--- START OF Rows ---

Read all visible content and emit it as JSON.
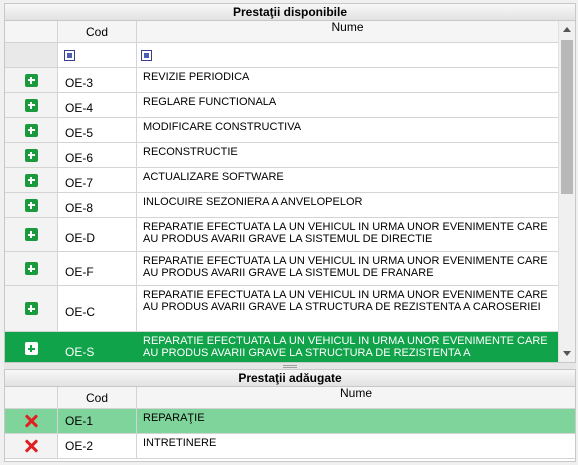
{
  "top_panel": {
    "title": "Prestaţii disponibile",
    "columns": {
      "code": "Cod",
      "name": "Nume"
    },
    "rows": [
      {
        "code": "OE-3",
        "name": "REVIZIE PERIODICA"
      },
      {
        "code": "OE-4",
        "name": "REGLARE FUNCTIONALA"
      },
      {
        "code": "OE-5",
        "name": "MODIFICARE CONSTRUCTIVA"
      },
      {
        "code": "OE-6",
        "name": "RECONSTRUCTIE"
      },
      {
        "code": "OE-7",
        "name": "ACTUALIZARE SOFTWARE"
      },
      {
        "code": "OE-8",
        "name": "INLOCUIRE SEZONIERA A ANVELOPELOR"
      },
      {
        "code": "OE-D",
        "name": "REPARATIE EFECTUATA LA UN VEHICUL IN URMA UNOR EVENIMENTE CARE AU PRODUS AVARII GRAVE LA SISTEMUL DE DIRECTIE"
      },
      {
        "code": "OE-F",
        "name": "REPARATIE EFECTUATA LA UN VEHICUL IN URMA UNOR EVENIMENTE CARE AU PRODUS AVARII GRAVE LA SISTEMUL DE FRANARE"
      },
      {
        "code": "OE-C",
        "name": "REPARATIE EFECTUATA LA UN VEHICUL IN URMA UNOR EVENIMENTE CARE AU PRODUS AVARII GRAVE LA STRUCTURA DE REZISTENTA A CAROSERIEI"
      },
      {
        "code": "OE-S",
        "name": "REPARATIE EFECTUATA LA UN VEHICUL IN URMA UNOR EVENIMENTE CARE AU PRODUS AVARII GRAVE LA STRUCTURA DE REZISTENTA A"
      }
    ],
    "selected_index": 9,
    "row_icon": "plus-icon"
  },
  "bottom_panel": {
    "title": "Prestaţii adăugate",
    "columns": {
      "code": "Cod",
      "name": "Nume"
    },
    "rows": [
      {
        "code": "OE-1",
        "name": "REPARAŢIE"
      },
      {
        "code": "OE-2",
        "name": "INTRETINERE"
      }
    ],
    "selected_index": 0,
    "row_icon": "remove-icon"
  },
  "colors": {
    "accent_green": "#11a34a",
    "selected_light_green": "#7fd49c",
    "remove_red": "#e01f1f"
  }
}
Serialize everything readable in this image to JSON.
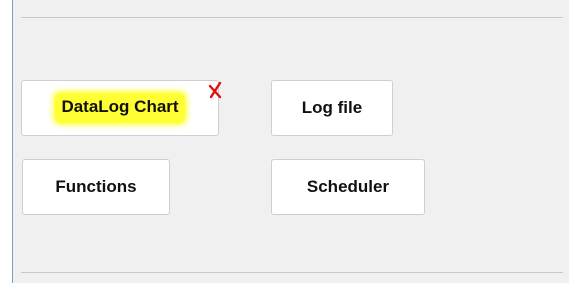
{
  "buttons": {
    "datalog_chart": "DataLog Chart",
    "log_file": "Log file",
    "functions": "Functions",
    "scheduler": "Scheduler"
  },
  "colors": {
    "highlight": "#ffff33",
    "remove_mark": "#e01010",
    "panel_background": "#f0f0f0",
    "panel_border": "#7a9cc8"
  },
  "icons": {
    "remove_mark": "red-x-icon"
  }
}
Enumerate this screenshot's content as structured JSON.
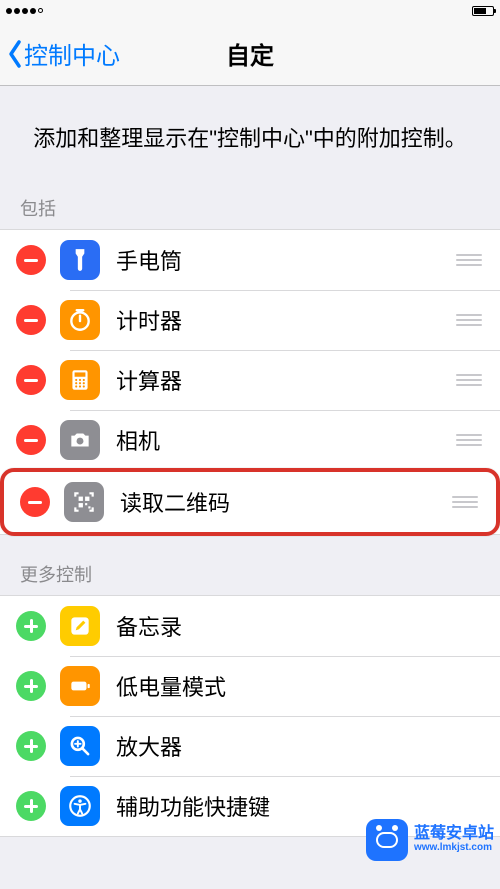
{
  "statusbar": {},
  "nav": {
    "back_label": "控制中心",
    "title": "自定"
  },
  "intro": "添加和整理显示在\"控制中心\"中的附加控制。",
  "sections": {
    "included_header": "包括",
    "more_header": "更多控制"
  },
  "included": [
    {
      "label": "手电筒"
    },
    {
      "label": "计时器"
    },
    {
      "label": "计算器"
    },
    {
      "label": "相机"
    },
    {
      "label": "读取二维码"
    }
  ],
  "more": [
    {
      "label": "备忘录"
    },
    {
      "label": "低电量模式"
    },
    {
      "label": "放大器"
    },
    {
      "label": "辅助功能快捷键"
    }
  ],
  "watermark": {
    "line1": "蓝莓安卓站",
    "line2": "www.lmkjst.com"
  }
}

--- END OF Rows ---

### Goal
Look above for the line containing "Serialize everything readable"; output that line and all lines after it through the last one exactly, without the pictures.

### Result below
Serialize everything readable in this image to JSON.
{
  "buttons": {
    "datalog_chart": "DataLog Chart",
    "log_file": "Log file",
    "functions": "Functions",
    "scheduler": "Scheduler"
  },
  "colors": {
    "highlight": "#ffff33",
    "remove_mark": "#e01010",
    "panel_background": "#f0f0f0",
    "panel_border": "#7a9cc8"
  },
  "icons": {
    "remove_mark": "red-x-icon"
  }
}
Enumerate this screenshot's content as structured JSON.
{
  "statusbar": {},
  "nav": {
    "back_label": "控制中心",
    "title": "自定"
  },
  "intro": "添加和整理显示在\"控制中心\"中的附加控制。",
  "sections": {
    "included_header": "包括",
    "more_header": "更多控制"
  },
  "included": [
    {
      "label": "手电筒"
    },
    {
      "label": "计时器"
    },
    {
      "label": "计算器"
    },
    {
      "label": "相机"
    },
    {
      "label": "读取二维码"
    }
  ],
  "more": [
    {
      "label": "备忘录"
    },
    {
      "label": "低电量模式"
    },
    {
      "label": "放大器"
    },
    {
      "label": "辅助功能快捷键"
    }
  ],
  "watermark": {
    "line1": "蓝莓安卓站",
    "line2": "www.lmkjst.com"
  }
}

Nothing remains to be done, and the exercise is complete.